_Tasks and exercises_.
[a] Put this sentence from the FedSurrogate review into French: "We agree that additional details and analyses are needed to fully substantiate the claims."
[b] Quote the FedSurrogate review word for word, starting at the words "[Abstract] The abstract" and ending after "substantiate the claims.".

Summary. The manuscript presents FedSurrogate, a backdoor defense for federated learning. It combines bidirectional gradient alignment filtering with layer-adaptive anomaly detection via directional divergence analysis to identify security-critical layers, followed by selective clustering on those layers. Confirmed malicious updates are replaced (rather than removed) with downscaled surrogate updates drawn from structurally similar benign clients, with the goal of reducing false-positive rates under non-IID data while preserving gradient diversity, main-task accuracy, and keeping attack success rates low.

Significance. If the empirical claims hold under rigorous scrutiny, FedSurrogate would constitute a practical advance over existing defenses by lowering false-positive rates from the 31-32% range of the nearest comparably effective baseline to below 10% across datasets and attack types, while reporting superior main-task accuracy and attack success rates below 2.1% even in challenging non-IID regimes. The surrogate-replacement strategy is a distinctive contribution that avoids the accuracy penalty of outright removal; however, its effectiveness rests on the untested premise that sufficiently similar benign clients exist in the critical-layer subspace.

major comments (2)

[Method (Surrogate Replacement and Bidirectional Gradient Alignment)] The surrogate-replacement step (described in the method as replacing confirmed malicious updates with downscaled surrogates from clients identified via bidirectional gradient alignment and selective clustering on layers flagged by directional divergence) is load-bearing for the central performance claims. The manuscript treats the existence of sufficiently similar benign clients as given across all tested attack types and non-IID regimes, yet provides no explicit quantification of similarity thresholds, no failure-case analysis when client distributions diverge sharply in the critical-layer subspace, and no ablation showing what happens to FPR, ASR, or accuracy when no adequate surrogate is available.
[Abstract and Experimental Evaluations] The abstract and evaluation summary assert that 'extensive evaluations demonstrate' FPR below 10% and ASR below 2.1% 'across all datasets and attack types' with superior main-task accuracy under non-IID conditions, but the provided text supplies no concrete information on datasets, attack implementations, client counts, non-IID heterogeneity parameters, number of runs, statistical significance tests, or error bars. Without these details the superiority claims cannot be assessed and the comparison to the 31-32% baseline FPR is unverifiable.

minor comments (1)

[Abstract] The abstract refers to 'challenging non-IID settings' without specifying the degree of heterogeneity (e.g., Dirichlet parameter or label skew) or the concrete datasets, which would aid immediate contextualization of the reported numbers.

Simulated Author's Rebuttal

2 responses · 0 unresolved

We thank the referee for the thoughtful and constructive report. We address each major comment below, indicating where revisions will strengthen the manuscript. We agree that additional details and analyses are needed to fully substantiate the claims.

read point-by-point responses

Referee: [Method (Surrogate Replacement and Bidirectional Gradient Alignment)] The surrogate-replacement step (described in the method as replacing confirmed malicious updates with downscaled surrogates from clients identified via bidirectional gradient alignment and selective clustering on layers flagged by directional divergence) is load-bearing for the central performance claims. The manuscript treats the existence of sufficiently similar benign clients as given across all tested attack types and non-IID regimes, yet provides no explicit quantification of similarity thresholds, no failure-case analysis when client distributions diverge sharply in the critical-layer subspace, and no ablation showing what happens to FPR, ASR, or accuracy when no adequate surrogate is available.

_Dataset records_.
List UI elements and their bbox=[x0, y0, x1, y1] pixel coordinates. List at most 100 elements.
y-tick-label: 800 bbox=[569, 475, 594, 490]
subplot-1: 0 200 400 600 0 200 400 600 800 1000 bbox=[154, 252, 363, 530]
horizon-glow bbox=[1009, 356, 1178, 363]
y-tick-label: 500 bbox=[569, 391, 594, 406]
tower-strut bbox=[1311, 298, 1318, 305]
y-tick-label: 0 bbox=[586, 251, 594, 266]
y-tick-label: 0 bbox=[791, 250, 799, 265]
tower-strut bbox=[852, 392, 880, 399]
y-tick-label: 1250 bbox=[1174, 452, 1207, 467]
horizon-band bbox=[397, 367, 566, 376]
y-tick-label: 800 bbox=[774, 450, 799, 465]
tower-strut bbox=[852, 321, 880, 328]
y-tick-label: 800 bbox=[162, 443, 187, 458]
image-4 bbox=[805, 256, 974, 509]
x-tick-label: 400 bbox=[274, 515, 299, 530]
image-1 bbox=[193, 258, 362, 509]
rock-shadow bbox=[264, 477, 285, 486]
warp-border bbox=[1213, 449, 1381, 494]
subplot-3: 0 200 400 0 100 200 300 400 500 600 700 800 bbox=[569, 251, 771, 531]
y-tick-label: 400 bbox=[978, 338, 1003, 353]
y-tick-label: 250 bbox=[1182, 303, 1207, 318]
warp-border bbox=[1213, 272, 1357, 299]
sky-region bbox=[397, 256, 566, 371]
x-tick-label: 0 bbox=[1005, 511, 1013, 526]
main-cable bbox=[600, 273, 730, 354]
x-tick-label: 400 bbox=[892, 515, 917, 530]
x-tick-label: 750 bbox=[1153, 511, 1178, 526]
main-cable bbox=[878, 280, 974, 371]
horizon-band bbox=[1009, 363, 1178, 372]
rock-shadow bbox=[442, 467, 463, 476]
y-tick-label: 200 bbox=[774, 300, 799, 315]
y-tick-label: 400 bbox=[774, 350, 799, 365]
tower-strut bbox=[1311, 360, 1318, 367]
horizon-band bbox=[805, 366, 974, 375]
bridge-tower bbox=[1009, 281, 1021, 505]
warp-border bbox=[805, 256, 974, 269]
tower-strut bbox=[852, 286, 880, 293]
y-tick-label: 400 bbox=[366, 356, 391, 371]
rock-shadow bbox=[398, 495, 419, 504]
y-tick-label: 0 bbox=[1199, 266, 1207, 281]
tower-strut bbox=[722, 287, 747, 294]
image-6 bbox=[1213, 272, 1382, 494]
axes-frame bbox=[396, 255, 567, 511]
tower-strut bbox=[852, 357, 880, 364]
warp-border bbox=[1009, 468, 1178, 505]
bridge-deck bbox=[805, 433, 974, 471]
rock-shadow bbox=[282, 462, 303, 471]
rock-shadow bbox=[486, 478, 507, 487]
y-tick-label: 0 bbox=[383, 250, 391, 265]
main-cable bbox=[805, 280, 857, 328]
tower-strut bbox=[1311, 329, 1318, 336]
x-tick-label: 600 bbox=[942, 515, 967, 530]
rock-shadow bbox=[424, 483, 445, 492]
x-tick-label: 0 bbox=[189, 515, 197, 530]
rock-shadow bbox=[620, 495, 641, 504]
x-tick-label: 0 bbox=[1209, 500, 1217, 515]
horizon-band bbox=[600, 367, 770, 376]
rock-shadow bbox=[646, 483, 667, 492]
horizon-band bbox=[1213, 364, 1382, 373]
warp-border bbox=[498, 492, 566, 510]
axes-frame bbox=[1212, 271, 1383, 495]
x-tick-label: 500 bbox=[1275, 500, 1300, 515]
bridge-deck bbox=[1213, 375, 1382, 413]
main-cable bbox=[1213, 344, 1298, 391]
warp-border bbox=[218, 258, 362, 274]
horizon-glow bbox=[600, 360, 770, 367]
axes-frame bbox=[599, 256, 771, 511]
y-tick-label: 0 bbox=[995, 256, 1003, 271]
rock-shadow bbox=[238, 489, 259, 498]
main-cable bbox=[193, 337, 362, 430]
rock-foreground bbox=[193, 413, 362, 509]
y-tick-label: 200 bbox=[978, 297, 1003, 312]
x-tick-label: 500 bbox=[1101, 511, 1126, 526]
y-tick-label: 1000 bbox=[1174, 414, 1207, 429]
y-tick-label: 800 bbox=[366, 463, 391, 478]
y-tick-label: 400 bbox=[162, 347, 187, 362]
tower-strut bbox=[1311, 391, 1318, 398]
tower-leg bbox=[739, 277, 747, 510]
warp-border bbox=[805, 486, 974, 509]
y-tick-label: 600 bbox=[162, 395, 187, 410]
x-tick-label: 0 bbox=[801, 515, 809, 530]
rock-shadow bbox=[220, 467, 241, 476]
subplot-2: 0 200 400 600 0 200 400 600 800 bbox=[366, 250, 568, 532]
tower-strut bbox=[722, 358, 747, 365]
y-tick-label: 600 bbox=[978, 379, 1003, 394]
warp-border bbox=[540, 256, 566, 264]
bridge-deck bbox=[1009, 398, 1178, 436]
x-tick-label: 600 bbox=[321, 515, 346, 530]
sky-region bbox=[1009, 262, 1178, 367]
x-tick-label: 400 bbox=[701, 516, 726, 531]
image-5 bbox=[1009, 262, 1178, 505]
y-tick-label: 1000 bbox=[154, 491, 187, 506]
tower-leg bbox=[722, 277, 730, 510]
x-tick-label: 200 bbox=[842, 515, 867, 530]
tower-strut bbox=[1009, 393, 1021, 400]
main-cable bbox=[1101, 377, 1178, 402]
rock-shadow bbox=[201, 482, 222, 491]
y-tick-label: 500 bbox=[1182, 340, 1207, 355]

_Solutions to the tasks_.
[a] Nous convenons que des précisions et des analyses supplémentaires sont nécessaires pour étayer pleinement les affirmations.

[b]
[Abstract] The abstract refers to 'challenging non-IID settings' without specifying the degree of heterogeneity (e.g., Dirichlet parameter or label skew) or the concrete datasets, which would aid immediate contextualization of the reported numbers.

Simulated Author's Rebuttal

2 responses · 0 unresolved

We thank the referee for the thoughtful and constructive report. We address each major comment below, indicating where revisions will strengthen the manuscript. We agree that additional details and analyses are needed to fully substantiate the claims.